Sort through the entries below and pull out lines containing the word "into".
********************
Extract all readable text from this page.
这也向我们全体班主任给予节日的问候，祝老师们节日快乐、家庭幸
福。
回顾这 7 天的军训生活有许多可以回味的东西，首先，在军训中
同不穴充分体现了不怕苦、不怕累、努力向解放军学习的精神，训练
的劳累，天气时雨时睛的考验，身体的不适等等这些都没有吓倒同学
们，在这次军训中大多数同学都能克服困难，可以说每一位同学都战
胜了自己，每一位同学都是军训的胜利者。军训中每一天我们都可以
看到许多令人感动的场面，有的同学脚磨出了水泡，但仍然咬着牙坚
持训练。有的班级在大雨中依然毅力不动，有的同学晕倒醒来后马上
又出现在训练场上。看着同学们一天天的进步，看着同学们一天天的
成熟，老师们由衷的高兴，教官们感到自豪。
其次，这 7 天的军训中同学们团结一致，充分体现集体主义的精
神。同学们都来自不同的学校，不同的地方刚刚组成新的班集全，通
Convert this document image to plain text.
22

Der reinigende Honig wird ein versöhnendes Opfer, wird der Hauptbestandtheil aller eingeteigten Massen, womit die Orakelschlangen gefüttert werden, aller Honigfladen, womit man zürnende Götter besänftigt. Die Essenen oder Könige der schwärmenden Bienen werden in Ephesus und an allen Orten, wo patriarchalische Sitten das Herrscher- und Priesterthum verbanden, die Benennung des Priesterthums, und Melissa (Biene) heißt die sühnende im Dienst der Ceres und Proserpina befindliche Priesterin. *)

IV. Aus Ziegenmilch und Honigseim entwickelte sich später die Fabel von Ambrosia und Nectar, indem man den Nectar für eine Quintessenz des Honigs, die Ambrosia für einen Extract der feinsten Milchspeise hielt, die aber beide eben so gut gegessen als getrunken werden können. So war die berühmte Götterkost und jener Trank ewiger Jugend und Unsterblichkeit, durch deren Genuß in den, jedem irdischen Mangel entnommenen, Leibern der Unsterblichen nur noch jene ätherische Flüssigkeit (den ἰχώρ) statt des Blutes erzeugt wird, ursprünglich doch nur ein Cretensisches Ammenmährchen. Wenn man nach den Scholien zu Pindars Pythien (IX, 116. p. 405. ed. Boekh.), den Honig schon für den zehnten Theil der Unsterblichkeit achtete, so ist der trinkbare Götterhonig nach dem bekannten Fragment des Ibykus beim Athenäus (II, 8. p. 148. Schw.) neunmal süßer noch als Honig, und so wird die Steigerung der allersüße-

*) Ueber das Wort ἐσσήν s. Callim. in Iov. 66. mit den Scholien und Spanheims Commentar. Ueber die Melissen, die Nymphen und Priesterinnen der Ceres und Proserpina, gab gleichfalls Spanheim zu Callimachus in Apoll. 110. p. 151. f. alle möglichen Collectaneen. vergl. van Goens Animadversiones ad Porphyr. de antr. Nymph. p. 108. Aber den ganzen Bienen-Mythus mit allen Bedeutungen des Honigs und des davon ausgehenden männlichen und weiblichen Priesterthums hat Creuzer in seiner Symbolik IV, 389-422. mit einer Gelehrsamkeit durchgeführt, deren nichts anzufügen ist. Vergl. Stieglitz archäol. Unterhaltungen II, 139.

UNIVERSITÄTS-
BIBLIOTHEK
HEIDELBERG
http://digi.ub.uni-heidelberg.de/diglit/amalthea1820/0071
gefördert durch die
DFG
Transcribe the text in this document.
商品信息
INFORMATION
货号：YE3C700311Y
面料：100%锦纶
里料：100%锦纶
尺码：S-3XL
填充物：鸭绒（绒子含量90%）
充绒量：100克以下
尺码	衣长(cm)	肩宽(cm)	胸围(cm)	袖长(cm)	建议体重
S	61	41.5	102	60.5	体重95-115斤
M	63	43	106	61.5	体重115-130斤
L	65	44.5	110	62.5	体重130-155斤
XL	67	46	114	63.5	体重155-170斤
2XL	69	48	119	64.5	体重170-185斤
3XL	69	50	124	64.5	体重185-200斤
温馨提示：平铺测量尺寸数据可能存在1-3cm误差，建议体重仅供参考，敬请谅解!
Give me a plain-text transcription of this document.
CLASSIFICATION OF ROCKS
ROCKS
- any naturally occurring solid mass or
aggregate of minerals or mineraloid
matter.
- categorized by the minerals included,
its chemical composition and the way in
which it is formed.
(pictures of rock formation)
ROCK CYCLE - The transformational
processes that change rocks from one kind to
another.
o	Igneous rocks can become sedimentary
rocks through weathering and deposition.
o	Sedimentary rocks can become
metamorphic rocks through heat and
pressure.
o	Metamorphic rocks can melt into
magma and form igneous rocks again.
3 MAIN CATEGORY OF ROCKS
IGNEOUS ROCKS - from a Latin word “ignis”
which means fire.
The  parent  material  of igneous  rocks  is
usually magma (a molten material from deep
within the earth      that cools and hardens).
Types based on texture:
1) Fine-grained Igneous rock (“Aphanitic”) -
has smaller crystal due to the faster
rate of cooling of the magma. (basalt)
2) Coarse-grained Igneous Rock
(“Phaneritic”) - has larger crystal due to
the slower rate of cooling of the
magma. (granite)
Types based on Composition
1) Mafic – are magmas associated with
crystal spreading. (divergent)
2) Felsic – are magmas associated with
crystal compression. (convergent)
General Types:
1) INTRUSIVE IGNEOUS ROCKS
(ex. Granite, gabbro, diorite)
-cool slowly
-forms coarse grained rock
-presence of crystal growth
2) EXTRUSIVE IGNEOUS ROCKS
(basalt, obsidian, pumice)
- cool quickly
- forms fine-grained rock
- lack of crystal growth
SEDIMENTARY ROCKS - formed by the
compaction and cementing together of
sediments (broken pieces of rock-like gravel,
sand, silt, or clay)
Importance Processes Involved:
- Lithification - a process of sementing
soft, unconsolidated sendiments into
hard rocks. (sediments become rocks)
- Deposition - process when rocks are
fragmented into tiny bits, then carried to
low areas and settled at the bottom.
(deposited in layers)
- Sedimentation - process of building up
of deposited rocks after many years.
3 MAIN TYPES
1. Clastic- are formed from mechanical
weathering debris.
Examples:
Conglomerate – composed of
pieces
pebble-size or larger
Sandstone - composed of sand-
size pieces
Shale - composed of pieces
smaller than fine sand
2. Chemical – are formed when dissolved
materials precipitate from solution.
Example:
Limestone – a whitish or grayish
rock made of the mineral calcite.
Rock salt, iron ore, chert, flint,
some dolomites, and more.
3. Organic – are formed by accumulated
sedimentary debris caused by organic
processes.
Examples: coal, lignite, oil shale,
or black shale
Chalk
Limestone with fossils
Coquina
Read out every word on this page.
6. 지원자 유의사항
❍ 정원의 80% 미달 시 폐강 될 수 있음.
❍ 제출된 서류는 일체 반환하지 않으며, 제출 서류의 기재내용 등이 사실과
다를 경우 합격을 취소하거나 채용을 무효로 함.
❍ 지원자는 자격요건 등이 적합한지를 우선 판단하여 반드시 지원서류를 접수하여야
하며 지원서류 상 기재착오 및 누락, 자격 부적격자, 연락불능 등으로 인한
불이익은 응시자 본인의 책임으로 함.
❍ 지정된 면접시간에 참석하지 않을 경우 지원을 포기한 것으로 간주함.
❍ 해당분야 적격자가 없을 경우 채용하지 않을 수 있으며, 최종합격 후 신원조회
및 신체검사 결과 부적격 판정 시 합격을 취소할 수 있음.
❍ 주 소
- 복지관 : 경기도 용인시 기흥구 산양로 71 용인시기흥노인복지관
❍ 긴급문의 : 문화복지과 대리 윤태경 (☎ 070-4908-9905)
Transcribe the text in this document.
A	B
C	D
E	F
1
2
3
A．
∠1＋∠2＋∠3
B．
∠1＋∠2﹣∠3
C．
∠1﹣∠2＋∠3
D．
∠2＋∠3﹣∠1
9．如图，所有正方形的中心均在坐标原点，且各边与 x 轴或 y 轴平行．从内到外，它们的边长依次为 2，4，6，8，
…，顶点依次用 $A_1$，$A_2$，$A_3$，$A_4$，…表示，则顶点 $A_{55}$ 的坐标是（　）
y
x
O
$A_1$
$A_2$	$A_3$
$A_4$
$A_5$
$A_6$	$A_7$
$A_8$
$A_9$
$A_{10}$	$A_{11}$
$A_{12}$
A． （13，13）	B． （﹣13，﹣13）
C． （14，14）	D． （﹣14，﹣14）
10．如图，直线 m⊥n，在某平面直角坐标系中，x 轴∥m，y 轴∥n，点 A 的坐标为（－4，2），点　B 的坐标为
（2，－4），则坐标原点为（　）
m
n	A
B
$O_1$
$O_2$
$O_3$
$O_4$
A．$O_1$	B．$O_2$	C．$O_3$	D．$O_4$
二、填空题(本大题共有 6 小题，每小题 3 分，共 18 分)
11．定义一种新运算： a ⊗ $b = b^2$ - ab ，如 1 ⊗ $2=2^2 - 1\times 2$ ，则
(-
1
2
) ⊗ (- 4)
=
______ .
********************
Reply:
o	Metamorphic rocks can melt into
soft, unconsolidated sendiments into
fragmented into tiny bits, then carried to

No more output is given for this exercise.